▸ EXERCISE
All of the data below must be repeated exactly.

"""

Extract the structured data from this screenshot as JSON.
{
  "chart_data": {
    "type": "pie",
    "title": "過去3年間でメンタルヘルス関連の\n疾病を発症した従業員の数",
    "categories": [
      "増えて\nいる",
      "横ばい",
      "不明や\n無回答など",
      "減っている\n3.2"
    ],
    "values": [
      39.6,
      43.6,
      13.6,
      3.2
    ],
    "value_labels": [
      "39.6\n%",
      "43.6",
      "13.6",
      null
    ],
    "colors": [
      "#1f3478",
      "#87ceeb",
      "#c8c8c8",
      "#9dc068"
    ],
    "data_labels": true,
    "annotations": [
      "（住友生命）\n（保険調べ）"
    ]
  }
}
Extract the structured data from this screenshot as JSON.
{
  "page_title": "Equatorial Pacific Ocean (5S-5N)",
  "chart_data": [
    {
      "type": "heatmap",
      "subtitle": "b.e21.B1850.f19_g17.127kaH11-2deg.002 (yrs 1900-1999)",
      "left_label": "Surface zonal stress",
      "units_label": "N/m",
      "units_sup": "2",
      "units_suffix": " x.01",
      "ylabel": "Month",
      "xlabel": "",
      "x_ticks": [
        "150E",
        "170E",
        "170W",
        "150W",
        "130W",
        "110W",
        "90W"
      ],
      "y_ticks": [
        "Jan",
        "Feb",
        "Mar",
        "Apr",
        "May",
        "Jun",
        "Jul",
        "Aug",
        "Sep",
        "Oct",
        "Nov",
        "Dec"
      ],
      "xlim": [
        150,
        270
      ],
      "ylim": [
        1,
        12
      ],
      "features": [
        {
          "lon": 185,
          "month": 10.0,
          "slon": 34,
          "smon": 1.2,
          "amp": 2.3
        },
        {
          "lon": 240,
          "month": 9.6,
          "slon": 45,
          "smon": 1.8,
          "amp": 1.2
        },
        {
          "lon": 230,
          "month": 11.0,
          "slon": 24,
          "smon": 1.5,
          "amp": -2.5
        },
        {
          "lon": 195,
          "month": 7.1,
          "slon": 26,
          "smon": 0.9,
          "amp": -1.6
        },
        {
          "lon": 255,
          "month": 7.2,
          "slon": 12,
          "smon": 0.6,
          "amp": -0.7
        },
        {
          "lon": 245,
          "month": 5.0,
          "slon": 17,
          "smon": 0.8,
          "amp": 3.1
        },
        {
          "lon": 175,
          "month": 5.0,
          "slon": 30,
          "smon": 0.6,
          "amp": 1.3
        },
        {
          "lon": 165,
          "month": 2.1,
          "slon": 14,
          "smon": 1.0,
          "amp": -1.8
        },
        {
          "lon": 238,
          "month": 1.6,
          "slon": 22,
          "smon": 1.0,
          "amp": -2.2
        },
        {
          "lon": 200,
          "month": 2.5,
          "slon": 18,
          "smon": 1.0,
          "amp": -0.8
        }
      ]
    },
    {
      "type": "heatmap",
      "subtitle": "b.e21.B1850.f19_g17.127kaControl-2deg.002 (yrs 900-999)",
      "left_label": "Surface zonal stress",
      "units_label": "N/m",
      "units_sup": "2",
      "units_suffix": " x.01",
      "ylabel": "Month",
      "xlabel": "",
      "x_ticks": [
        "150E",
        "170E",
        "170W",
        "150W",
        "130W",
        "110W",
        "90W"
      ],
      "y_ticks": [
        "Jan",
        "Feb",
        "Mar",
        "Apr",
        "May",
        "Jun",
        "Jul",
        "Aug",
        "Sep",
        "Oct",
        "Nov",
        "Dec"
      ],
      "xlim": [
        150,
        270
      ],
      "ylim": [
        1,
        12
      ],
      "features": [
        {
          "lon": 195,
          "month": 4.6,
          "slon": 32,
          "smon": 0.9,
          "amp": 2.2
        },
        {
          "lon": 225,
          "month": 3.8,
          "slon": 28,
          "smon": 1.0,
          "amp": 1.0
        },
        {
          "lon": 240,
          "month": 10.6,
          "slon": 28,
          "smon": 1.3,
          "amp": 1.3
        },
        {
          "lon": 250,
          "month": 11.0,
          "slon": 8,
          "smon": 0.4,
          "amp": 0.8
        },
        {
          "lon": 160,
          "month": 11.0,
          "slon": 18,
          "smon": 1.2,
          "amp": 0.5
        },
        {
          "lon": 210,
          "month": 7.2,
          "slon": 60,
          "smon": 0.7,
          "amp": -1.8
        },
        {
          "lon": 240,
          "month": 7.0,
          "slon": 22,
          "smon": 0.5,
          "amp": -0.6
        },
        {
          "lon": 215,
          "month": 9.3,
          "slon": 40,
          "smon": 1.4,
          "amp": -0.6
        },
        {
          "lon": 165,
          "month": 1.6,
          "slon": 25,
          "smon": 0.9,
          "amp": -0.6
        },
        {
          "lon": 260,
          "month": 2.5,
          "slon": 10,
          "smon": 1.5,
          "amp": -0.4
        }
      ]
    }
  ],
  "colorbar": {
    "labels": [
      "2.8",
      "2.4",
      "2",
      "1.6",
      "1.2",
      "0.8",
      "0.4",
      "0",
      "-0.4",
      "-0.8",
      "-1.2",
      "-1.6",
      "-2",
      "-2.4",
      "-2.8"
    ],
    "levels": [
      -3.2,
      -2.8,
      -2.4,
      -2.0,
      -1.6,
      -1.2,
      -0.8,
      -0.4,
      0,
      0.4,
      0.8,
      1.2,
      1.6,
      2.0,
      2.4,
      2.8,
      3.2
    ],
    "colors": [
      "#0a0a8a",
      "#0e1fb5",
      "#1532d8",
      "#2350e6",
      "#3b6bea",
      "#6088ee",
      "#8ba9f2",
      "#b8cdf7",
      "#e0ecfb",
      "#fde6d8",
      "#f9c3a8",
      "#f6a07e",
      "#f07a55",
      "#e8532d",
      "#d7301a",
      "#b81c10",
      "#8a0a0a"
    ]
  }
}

"""

▸ RESPONSE BELOW
Extract the structured data from this screenshot as JSON.
{
  "chart_data": {
    "type": "pie",
    "title": "過去3年間でメンタルヘルス関連の\n疾病を発症した従業員の数",
    "categories": [
      "増えて\nいる",
      "横ばい",
      "不明や\n無回答など",
      "減っている\n3.2"
    ],
    "values": [
      39.6,
      43.6,
      13.6,
      3.2
    ],
    "value_labels": [
      "39.6\n%",
      "43.6",
      "13.6",
      null
    ],
    "colors": [
      "#1f3478",
      "#87ceeb",
      "#c8c8c8",
      "#9dc068"
    ],
    "data_labels": true,
    "annotations": [
      "（住友生命）\n（保険調べ）"
    ]
  }
}
Extract the structured data from this screenshot as JSON.
{
  "page_title": "Equatorial Pacific Ocean (5S-5N)",
  "chart_data": [
    {
      "type": "heatmap",
      "subtitle": "b.e21.B1850.f19_g17.127kaH11-2deg.002 (yrs 1900-1999)",
      "left_label": "Surface zonal stress",
      "units_label": "N/m",
      "units_sup": "2",
      "units_suffix": " x.01",
      "ylabel": "Month",
      "xlabel": "",
      "x_ticks": [
        "150E",
        "170E",
        "170W",
        "150W",
        "130W",
        "110W",
        "90W"
      ],
      "y_ticks": [
        "Jan",
        "Feb",
        "Mar",
        "Apr",
        "May",
        "Jun",
        "Jul",
        "Aug",
        "Sep",
        "Oct",
        "Nov",
        "Dec"
      ],
      "xlim": [
        150,
        270
      ],
      "ylim": [
        1,
        12
      ],
      "features": [
        {
          "lon": 185,
          "month": 10.0,
          "slon": 34,
          "smon": 1.2,
          "amp": 2.3
        },
        {
          "lon": 240,
          "month": 9.6,
          "slon": 45,
          "smon": 1.8,
          "amp": 1.2
        },
        {
          "lon": 230,
          "month": 11.0,
          "slon": 24,
          "smon": 1.5,
          "amp": -2.5
        },
        {
          "lon": 195,
          "month": 7.1,
          "slon": 26,
          "smon": 0.9,
          "amp": -1.6
        },
        {
          "lon": 255,
          "month": 7.2,
          "slon": 12,
          "smon": 0.6,
          "amp": -0.7
        },
        {
          "lon": 245,
          "month": 5.0,
          "slon": 17,
          "smon": 0.8,
          "amp": 3.1
        },
        {
          "lon": 175,
          "month": 5.0,
          "slon": 30,
          "smon": 0.6,
          "amp": 1.3
        },
        {
          "lon": 165,
          "month": 2.1,
          "slon": 14,
          "smon": 1.0,
          "amp": -1.8
        },
        {
          "lon": 238,
          "month": 1.6,
          "slon": 22,
          "smon": 1.0,
          "amp": -2.2
        },
        {
          "lon": 200,
          "month": 2.5,
          "slon": 18,
          "smon": 1.0,
          "amp": -0.8
        }
      ]
    },
    {
      "type": "heatmap",
      "subtitle": "b.e21.B1850.f19_g17.127kaControl-2deg.002 (yrs 900-999)",
      "left_label": "Surface zonal stress",
      "units_label": "N/m",
      "units_sup": "2",
      "units_suffix": " x.01",
      "ylabel": "Month",
      "xlabel": "",
      "x_ticks": [
        "150E",
        "170E",
        "170W",
        "150W",
        "130W",
        "110W",
        "90W"
      ],
      "y_ticks": [
        "Jan",
        "Feb",
        "Mar",
        "Apr",
        "May",
        "Jun",
        "Jul",
        "Aug",
        "Sep",
        "Oct",
        "Nov",
        "Dec"
      ],
      "xlim": [
        150,
        270
      ],
      "ylim": [
        1,
        12
      ],
      "features": [
        {
          "lon": 195,
          "month": 4.6,
          "slon": 32,
          "smon": 0.9,
          "amp": 2.2
        },
        {
          "lon": 225,
          "month": 3.8,
          "slon": 28,
          "smon": 1.0,
          "amp": 1.0
        },
        {
          "lon": 240,
          "month": 10.6,
          "slon": 28,
          "smon": 1.3,
          "amp": 1.3
        },
        {
          "lon": 250,
          "month": 11.0,
          "slon": 8,
          "smon": 0.4,
          "amp": 0.8
        },
        {
          "lon": 160,
          "month": 11.0,
          "slon": 18,
          "smon": 1.2,
          "amp": 0.5
        },
        {
          "lon": 210,
          "month": 7.2,
          "slon": 60,
          "smon": 0.7,
          "amp": -1.8
        },
        {
          "lon": 240,
          "month": 7.0,
          "slon": 22,
          "smon": 0.5,
          "amp": -0.6
        },
        {
          "lon": 215,
          "month": 9.3,
          "slon": 40,
          "smon": 1.4,
          "amp": -0.6
        },
        {
          "lon": 165,
          "month": 1.6,
          "slon": 25,
          "smon": 0.9,
          "amp": -0.6
        },
        {
          "lon": 260,
          "month": 2.5,
          "slon": 10,
          "smon": 1.5,
          "amp": -0.4
        }
      ]
    }
  ],
  "colorbar": {
    "labels": [
      "2.8",
      "2.4",
      "2",
      "1.6",
      "1.2",
      "0.8",
      "0.4",
      "0",
      "-0.4",
      "-0.8",
      "-1.2",
      "-1.6",
      "-2",
      "-2.4",
      "-2.8"
    ],
    "levels": [
      -3.2,
      -2.8,
      -2.4,
      -2.0,
      -1.6,
      -1.2,
      -0.8,
      -0.4,
      0,
      0.4,
      0.8,
      1.2,
      1.6,
      2.0,
      2.4,
      2.8,
      3.2
    ],
    "colors": [
      "#0a0a8a",
      "#0e1fb5",
      "#1532d8",
      "#2350e6",
      "#3b6bea",
      "#6088ee",
      "#8ba9f2",
      "#b8cdf7",
      "#e0ecfb",
      "#fde6d8",
      "#f9c3a8",
      "#f6a07e",
      "#f07a55",
      "#e8532d",
      "#d7301a",
      "#b81c10",
      "#8a0a0a"
    ]
  }
}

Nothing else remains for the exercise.